Stated exercise: Reproduce the listing word for word. Skip any image.

Data items:
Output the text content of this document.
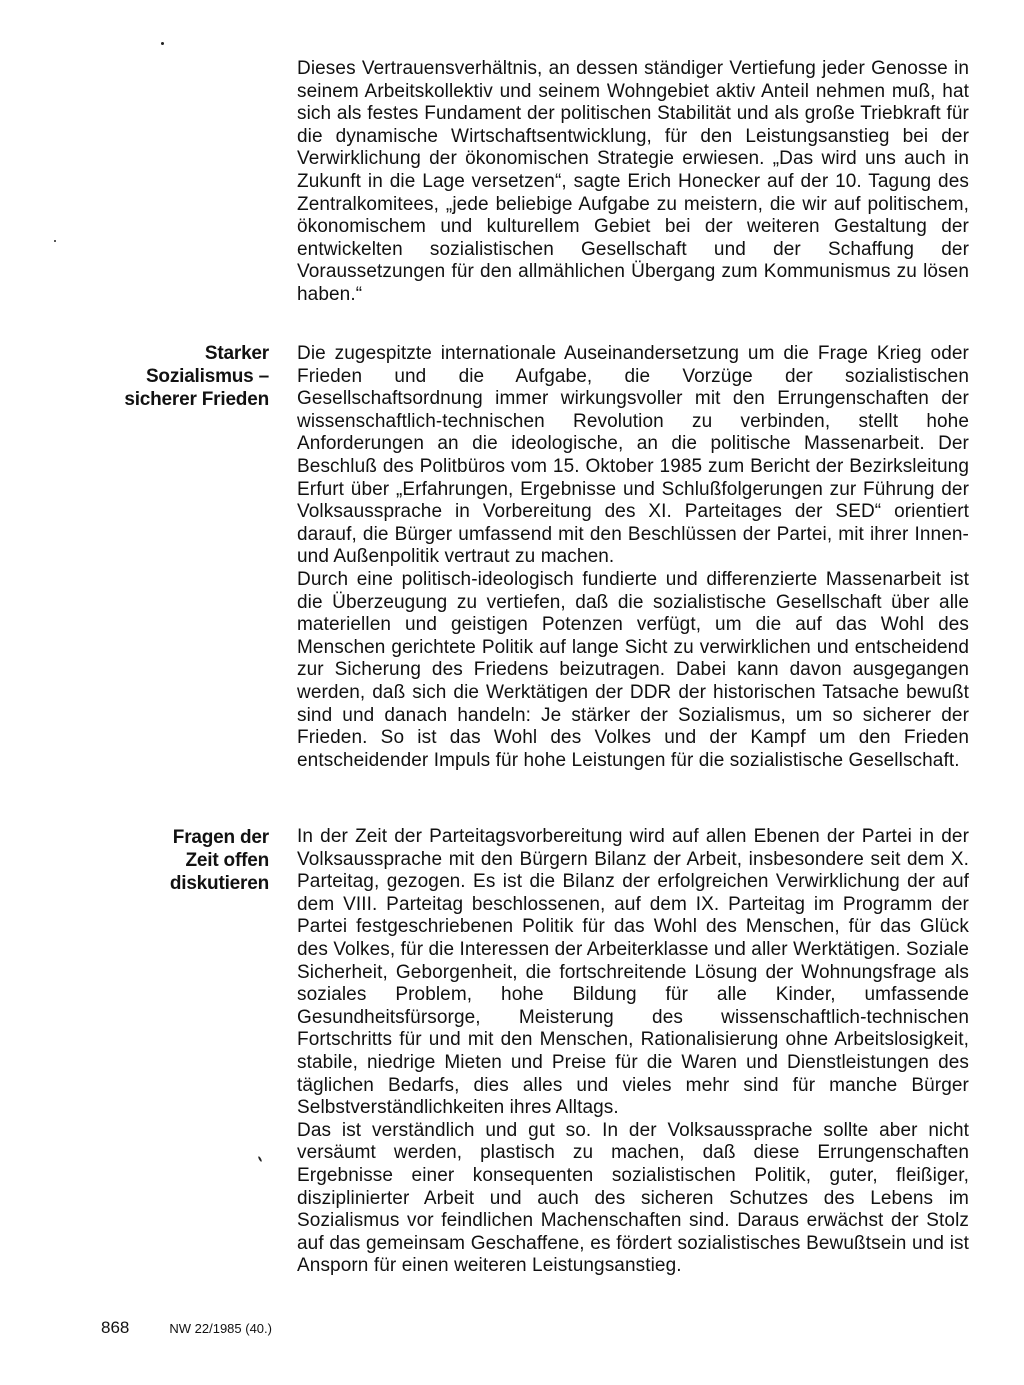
Dieses Vertrauensverhältnis, an dessen ständiger Vertiefung jeder Genosse in seinem Arbeitskollektiv und seinem Wohngebiet aktiv Anteil nehmen muß, hat sich als festes Fundament der politischen Stabilität und als große Triebkraft für die dynamische Wirtschaftsentwicklung, für den Leistungsanstieg bei der Verwirklichung der ökonomischen Strategie erwiesen. „Das wird uns auch in Zukunft in die Lage versetzen“, sagte Erich Honecker auf der 10. Tagung des Zentralkomitees, „jede beliebige Aufgabe zu meistern, die wir auf politischem, ökonomischem und kulturellem Gebiet bei der weiteren Gestaltung der entwickelten sozialistischen Gesellschaft und der Schaffung der Voraussetzungen für den allmählichen Übergang zum Kommunismus zu lösen haben.“

Starker
Sozialismus –
sicherer Frieden

Die zugespitzte internationale Auseinandersetzung um die Frage Krieg oder Frieden und die Aufgabe, die Vorzüge der sozialistischen Gesellschaftsordnung immer wirkungsvoller mit den Errungenschaften der wissenschaftlich-technischen Revolution zu verbinden, stellt hohe Anforderungen an die ideologische, an die politische Massenarbeit. Der Beschluß des Politbüros vom 15. Oktober 1985 zum Bericht der Bezirksleitung Erfurt über „Erfahrungen, Ergebnisse und Schlußfolgerungen zur Führung der Volksaussprache in Vorbereitung des XI. Parteitages der SED“ orientiert darauf, die Bürger umfassend mit den Beschlüssen der Partei, mit ihrer Innen- und Außenpolitik vertraut zu machen.

Durch eine politisch-ideologisch fundierte und differenzierte Massenarbeit ist die Überzeugung zu vertiefen, daß die sozialistische Gesellschaft über alle materiellen und geistigen Potenzen verfügt, um die auf das Wohl des Menschen gerichtete Politik auf lange Sicht zu verwirklichen und entscheidend zur Sicherung des Friedens beizutragen. Dabei kann davon ausgegangen werden, daß sich die Werktätigen der DDR der historischen Tatsache bewußt sind und danach handeln: Je stärker der Sozialismus, um so sicherer der Frieden. So ist das Wohl des Volkes und der Kampf um den Frieden entscheidender Impuls für hohe Leistungen für die sozialistische Gesellschaft.

Fragen der
Zeit offen
diskutieren

In der Zeit der Parteitagsvorbereitung wird auf allen Ebenen der Partei in der Volksaussprache mit den Bürgern Bilanz der Arbeit, insbesondere seit dem X. Parteitag, gezogen. Es ist die Bilanz der erfolgreichen Verwirklichung der auf dem VIII. Parteitag beschlossenen, auf dem IX. Parteitag im Programm der Partei festgeschriebenen Politik für das Wohl des Menschen, für das Glück des Volkes, für die Interessen der Arbeiterklasse und aller Werktätigen. Soziale Sicherheit, Geborgenheit, die fortschreitende Lösung der Wohnungsfrage als soziales Problem, hohe Bildung für alle Kinder, umfassende Gesundheitsfürsorge, Meisterung des wissenschaftlich-technischen Fortschritts für und mit den Menschen, Rationalisierung ohne Arbeitslosigkeit, stabile, niedrige Mieten und Preise für die Waren und Dienstleistungen des täglichen Bedarfs, dies alles und vieles mehr sind für manche Bürger Selbstverständlichkeiten ihres Alltags.

Das ist verständlich und gut so. In der Volksaussprache sollte aber nicht versäumt werden, plastisch zu machen, daß diese Errungenschaften Ergebnisse einer konsequenten sozialistischen Politik, guter, fleißiger, disziplinierter Arbeit und auch des sicheren Schutzes des Lebens im Sozialismus vor feindlichen Machenschaften sind. Daraus erwächst der Stolz auf das gemeinsam Geschaffene, es fördert sozialistisches Bewußtsein und ist Ansporn für einen weiteren Leistungsanstieg.

868	NW 22/1985 (40.)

Response below:
Output the text content of this document.
Dieses Vertrauensverhältnis, an dessen ständiger Vertiefung jeder Genosse in seinem Arbeitskollektiv und seinem Wohngebiet aktiv Anteil nehmen muß, hat sich als festes Fundament der politischen Stabilität und als große Triebkraft für die dynamische Wirtschaftsentwicklung, für den Leistungsanstieg bei der Verwirklichung der ökonomischen Strategie erwiesen. „Das wird uns auch in Zukunft in die Lage versetzen“, sagte Erich Honecker auf der 10. Tagung des Zentralkomitees, „jede beliebige Aufgabe zu meistern, die wir auf politischem, ökonomischem und kulturellem Gebiet bei der weiteren Gestaltung der entwickelten sozialistischen Gesellschaft und der Schaffung der Voraussetzungen für den allmählichen Übergang zum Kommunismus zu lösen haben.“

Starker
Sozialismus –
sicherer Frieden

Die zugespitzte internationale Auseinandersetzung um die Frage Krieg oder Frieden und die Aufgabe, die Vorzüge der sozialistischen Gesellschaftsordnung immer wirkungsvoller mit den Errungenschaften der wissenschaftlich-technischen Revolution zu verbinden, stellt hohe Anforderungen an die ideologische, an die politische Massenarbeit. Der Beschluß des Politbüros vom 15. Oktober 1985 zum Bericht der Bezirksleitung Erfurt über „Erfahrungen, Ergebnisse und Schlußfolgerungen zur Führung der Volksaussprache in Vorbereitung des XI. Parteitages der SED“ orientiert darauf, die Bürger umfassend mit den Beschlüssen der Partei, mit ihrer Innen- und Außenpolitik vertraut zu machen.

Durch eine politisch-ideologisch fundierte und differenzierte Massenarbeit ist die Überzeugung zu vertiefen, daß die sozialistische Gesellschaft über alle materiellen und geistigen Potenzen verfügt, um die auf das Wohl des Menschen gerichtete Politik auf lange Sicht zu verwirklichen und entscheidend zur Sicherung des Friedens beizutragen. Dabei kann davon ausgegangen werden, daß sich die Werktätigen der DDR der historischen Tatsache bewußt sind und danach handeln: Je stärker der Sozialismus, um so sicherer der Frieden. So ist das Wohl des Volkes und der Kampf um den Frieden entscheidender Impuls für hohe Leistungen für die sozialistische Gesellschaft.

Fragen der
Zeit offen
diskutieren

In der Zeit der Parteitagsvorbereitung wird auf allen Ebenen der Partei in der Volksaussprache mit den Bürgern Bilanz der Arbeit, insbesondere seit dem X. Parteitag, gezogen. Es ist die Bilanz der erfolgreichen Verwirklichung der auf dem VIII. Parteitag beschlossenen, auf dem IX. Parteitag im Programm der Partei festgeschriebenen Politik für das Wohl des Menschen, für das Glück des Volkes, für die Interessen der Arbeiterklasse und aller Werktätigen. Soziale Sicherheit, Geborgenheit, die fortschreitende Lösung der Wohnungsfrage als soziales Problem, hohe Bildung für alle Kinder, umfassende Gesundheitsfürsorge, Meisterung des wissenschaftlich-technischen Fortschritts für und mit den Menschen, Rationalisierung ohne Arbeitslosigkeit, stabile, niedrige Mieten und Preise für die Waren und Dienstleistungen des täglichen Bedarfs, dies alles und vieles mehr sind für manche Bürger Selbstverständlichkeiten ihres Alltags.

Das ist verständlich und gut so. In der Volksaussprache sollte aber nicht versäumt werden, plastisch zu machen, daß diese Errungenschaften Ergebnisse einer konsequenten sozialistischen Politik, guter, fleißiger, disziplinierter Arbeit und auch des sicheren Schutzes des Lebens im Sozialismus vor feindlichen Machenschaften sind. Daraus erwächst der Stolz auf das gemeinsam Geschaffene, es fördert sozialistisches Bewußtsein und ist Ansporn für einen weiteren Leistungsanstieg.

868	NW 22/1985 (40.)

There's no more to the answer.